BEGIN Data in this exercise

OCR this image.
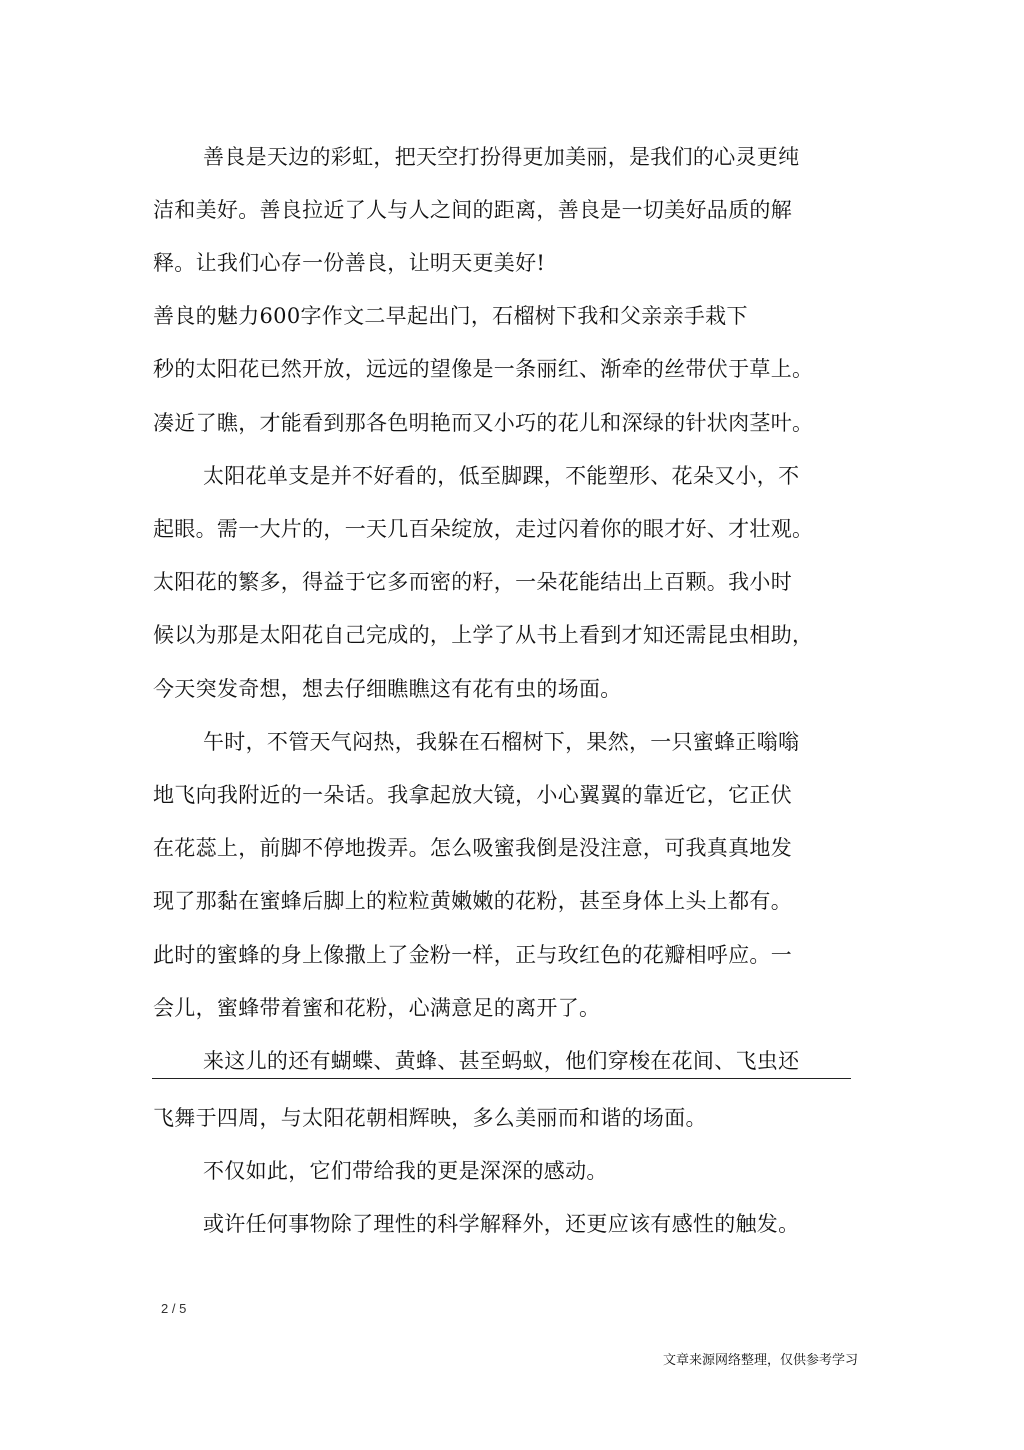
善良是天边的彩虹，把天空打扮得更加美丽，是我们的心灵更纯
洁和美好。善良拉近了人与人之间的距离，善良是一切美好品质的解
释。让我们心存一份善良，让明天更美好!
善良的魅力600字作文二早起出门，石榴树下我和父亲亲手栽下
秒的太阳花已然开放，远远的望像是一条丽红、渐牵的丝带伏于草上。
凑近了瞧，才能看到那各色明艳而又小巧的花儿和深绿的针状肉茎叶。
太阳花单支是并不好看的，低至脚踝，不能塑形、花朵又小，不
起眼。需一大片的，一天几百朵绽放，走过闪着你的眼才好、才壮观。
太阳花的繁多，得益于它多而密的籽，一朵花能结出上百颗。我小时
候以为那是太阳花自己完成的，上学了从书上看到才知还需昆虫相助，
今天突发奇想，想去仔细瞧瞧这有花有虫的场面。
午时，不管天气闷热，我躲在石榴树下，果然，一只蜜蜂正嗡嗡
地飞向我附近的一朵话。我拿起放大镜，小心翼翼的靠近它，它正伏
在花蕊上，前脚不停地拨弄。怎么吸蜜我倒是没注意，可我真真地发
现了那黏在蜜蜂后脚上的粒粒黄嫩嫩的花粉，甚至身体上头上都有。
此时的蜜蜂的身上像撒上了金粉一样，正与玫红色的花瓣相呼应。一
会儿，蜜蜂带着蜜和花粉，心满意足的离开了。
来这儿的还有蝴蝶、黄蜂、甚至蚂蚁，他们穿梭在花间、飞虫还
飞舞于四周，与太阳花朝相辉映，多么美丽而和谐的场面。
不仅如此，它们带给我的更是深深的感动。
或许任何事物除了理性的科学解释外，还更应该有感性的触发。
2 / 5
文章来源网络整理，仅供参考学习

END Data in this exercise

[Short problem]
In this exercise, set down all of the data exactly, without the pictures.

[Full answer]
OCR this image.
善良是天边的彩虹，把天空打扮得更加美丽，是我们的心灵更纯
洁和美好。善良拉近了人与人之间的距离，善良是一切美好品质的解
释。让我们心存一份善良，让明天更美好!
善良的魅力600字作文二早起出门，石榴树下我和父亲亲手栽下
秒的太阳花已然开放，远远的望像是一条丽红、渐牵的丝带伏于草上。
凑近了瞧，才能看到那各色明艳而又小巧的花儿和深绿的针状肉茎叶。
太阳花单支是并不好看的，低至脚踝，不能塑形、花朵又小，不
起眼。需一大片的，一天几百朵绽放，走过闪着你的眼才好、才壮观。
太阳花的繁多，得益于它多而密的籽，一朵花能结出上百颗。我小时
候以为那是太阳花自己完成的，上学了从书上看到才知还需昆虫相助，
今天突发奇想，想去仔细瞧瞧这有花有虫的场面。
午时，不管天气闷热，我躲在石榴树下，果然，一只蜜蜂正嗡嗡
地飞向我附近的一朵话。我拿起放大镜，小心翼翼的靠近它，它正伏
在花蕊上，前脚不停地拨弄。怎么吸蜜我倒是没注意，可我真真地发
现了那黏在蜜蜂后脚上的粒粒黄嫩嫩的花粉，甚至身体上头上都有。
此时的蜜蜂的身上像撒上了金粉一样，正与玫红色的花瓣相呼应。一
会儿，蜜蜂带着蜜和花粉，心满意足的离开了。
来这儿的还有蝴蝶、黄蜂、甚至蚂蚁，他们穿梭在花间、飞虫还
飞舞于四周，与太阳花朝相辉映，多么美丽而和谐的场面。
不仅如此，它们带给我的更是深深的感动。
或许任何事物除了理性的科学解释外，还更应该有感性的触发。
2 / 5
文章来源网络整理，仅供参考学习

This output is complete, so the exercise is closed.